- EXERCISE OBJECTIVE
Below are some entries. Output each one exactly as it appears.

- ENTRIES PROVIDED
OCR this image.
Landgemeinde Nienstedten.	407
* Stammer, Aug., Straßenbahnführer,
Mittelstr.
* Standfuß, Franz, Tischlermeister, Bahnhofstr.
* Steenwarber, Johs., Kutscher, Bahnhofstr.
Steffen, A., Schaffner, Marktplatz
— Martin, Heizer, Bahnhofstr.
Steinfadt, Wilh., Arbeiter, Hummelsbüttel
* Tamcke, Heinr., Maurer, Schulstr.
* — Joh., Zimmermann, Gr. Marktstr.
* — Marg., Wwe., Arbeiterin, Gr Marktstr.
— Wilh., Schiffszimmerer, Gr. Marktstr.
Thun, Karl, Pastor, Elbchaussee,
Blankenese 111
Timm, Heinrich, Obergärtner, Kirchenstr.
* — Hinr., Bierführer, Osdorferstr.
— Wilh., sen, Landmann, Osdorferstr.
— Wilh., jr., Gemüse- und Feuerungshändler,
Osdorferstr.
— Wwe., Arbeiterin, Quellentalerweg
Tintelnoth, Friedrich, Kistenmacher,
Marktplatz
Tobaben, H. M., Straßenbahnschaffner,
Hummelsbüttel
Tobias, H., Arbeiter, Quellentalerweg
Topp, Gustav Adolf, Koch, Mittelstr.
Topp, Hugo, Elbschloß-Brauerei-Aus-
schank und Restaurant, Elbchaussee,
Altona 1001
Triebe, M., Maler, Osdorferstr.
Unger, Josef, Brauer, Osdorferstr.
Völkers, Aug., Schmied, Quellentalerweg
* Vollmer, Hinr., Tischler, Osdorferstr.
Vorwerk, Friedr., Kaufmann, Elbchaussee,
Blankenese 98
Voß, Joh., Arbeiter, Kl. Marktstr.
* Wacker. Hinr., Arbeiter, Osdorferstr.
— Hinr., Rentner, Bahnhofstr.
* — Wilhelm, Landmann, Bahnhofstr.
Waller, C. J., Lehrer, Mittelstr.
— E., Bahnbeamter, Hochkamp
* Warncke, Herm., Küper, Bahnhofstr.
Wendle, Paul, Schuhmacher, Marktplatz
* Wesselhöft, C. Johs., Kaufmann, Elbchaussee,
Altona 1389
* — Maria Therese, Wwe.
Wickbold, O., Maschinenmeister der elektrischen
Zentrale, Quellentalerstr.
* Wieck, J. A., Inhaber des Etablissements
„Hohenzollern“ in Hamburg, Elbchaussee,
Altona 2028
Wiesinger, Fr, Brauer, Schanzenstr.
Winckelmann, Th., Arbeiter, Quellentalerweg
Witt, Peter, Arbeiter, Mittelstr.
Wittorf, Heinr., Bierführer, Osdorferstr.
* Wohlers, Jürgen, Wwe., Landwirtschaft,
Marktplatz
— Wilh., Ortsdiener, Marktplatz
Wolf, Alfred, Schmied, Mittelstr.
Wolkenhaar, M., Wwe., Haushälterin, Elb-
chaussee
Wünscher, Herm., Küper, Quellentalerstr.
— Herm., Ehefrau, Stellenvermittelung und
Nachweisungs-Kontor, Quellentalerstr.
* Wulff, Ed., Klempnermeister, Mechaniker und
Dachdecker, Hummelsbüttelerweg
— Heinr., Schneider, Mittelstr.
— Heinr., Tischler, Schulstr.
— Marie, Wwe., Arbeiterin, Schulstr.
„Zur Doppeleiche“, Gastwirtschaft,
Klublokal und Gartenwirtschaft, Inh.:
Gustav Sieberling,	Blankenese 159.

- SOLUTION
OCR this image.
Landgemeinde Nienstedten.	407
* Stammer, Aug., Straßenbahnführer,
Mittelstr.
* Standfuß, Franz, Tischlermeister, Bahnhofstr.
* Steenwarber, Johs., Kutscher, Bahnhofstr.
Steffen, A., Schaffner, Marktplatz
— Martin, Heizer, Bahnhofstr.
Steinfadt, Wilh., Arbeiter, Hummelsbüttel
* Tamcke, Heinr., Maurer, Schulstr.
* — Joh., Zimmermann, Gr. Marktstr.
* — Marg., Wwe., Arbeiterin, Gr Marktstr.
— Wilh., Schiffszimmerer, Gr. Marktstr.
Thun, Karl, Pastor, Elbchaussee,
Blankenese 111
Timm, Heinrich, Obergärtner, Kirchenstr.
* — Hinr., Bierführer, Osdorferstr.
— Wilh., sen, Landmann, Osdorferstr.
— Wilh., jr., Gemüse- und Feuerungshändler,
Osdorferstr.
— Wwe., Arbeiterin, Quellentalerweg
Tintelnoth, Friedrich, Kistenmacher,
Marktplatz
Tobaben, H. M., Straßenbahnschaffner,
Hummelsbüttel
Tobias, H., Arbeiter, Quellentalerweg
Topp, Gustav Adolf, Koch, Mittelstr.
Topp, Hugo, Elbschloß-Brauerei-Aus-
schank und Restaurant, Elbchaussee,
Altona 1001
Triebe, M., Maler, Osdorferstr.
Unger, Josef, Brauer, Osdorferstr.
Völkers, Aug., Schmied, Quellentalerweg
* Vollmer, Hinr., Tischler, Osdorferstr.
Vorwerk, Friedr., Kaufmann, Elbchaussee,
Blankenese 98
Voß, Joh., Arbeiter, Kl. Marktstr.
* Wacker. Hinr., Arbeiter, Osdorferstr.
— Hinr., Rentner, Bahnhofstr.
* — Wilhelm, Landmann, Bahnhofstr.
Waller, C. J., Lehrer, Mittelstr.
— E., Bahnbeamter, Hochkamp
* Warncke, Herm., Küper, Bahnhofstr.
Wendle, Paul, Schuhmacher, Marktplatz
* Wesselhöft, C. Johs., Kaufmann, Elbchaussee,
Altona 1389
* — Maria Therese, Wwe.
Wickbold, O., Maschinenmeister der elektrischen
Zentrale, Quellentalerstr.
* Wieck, J. A., Inhaber des Etablissements
„Hohenzollern“ in Hamburg, Elbchaussee,
Altona 2028
Wiesinger, Fr, Brauer, Schanzenstr.
Winckelmann, Th., Arbeiter, Quellentalerweg
Witt, Peter, Arbeiter, Mittelstr.
Wittorf, Heinr., Bierführer, Osdorferstr.
* Wohlers, Jürgen, Wwe., Landwirtschaft,
Marktplatz
— Wilh., Ortsdiener, Marktplatz
Wolf, Alfred, Schmied, Mittelstr.
Wolkenhaar, M., Wwe., Haushälterin, Elb-
chaussee
Wünscher, Herm., Küper, Quellentalerstr.
— Herm., Ehefrau, Stellenvermittelung und
Nachweisungs-Kontor, Quellentalerstr.
* Wulff, Ed., Klempnermeister, Mechaniker und
Dachdecker, Hummelsbüttelerweg
— Heinr., Schneider, Mittelstr.
— Heinr., Tischler, Schulstr.
— Marie, Wwe., Arbeiterin, Schulstr.
„Zur Doppeleiche“, Gastwirtschaft,
Klublokal und Gartenwirtschaft, Inh.:
Gustav Sieberling,	Blankenese 159.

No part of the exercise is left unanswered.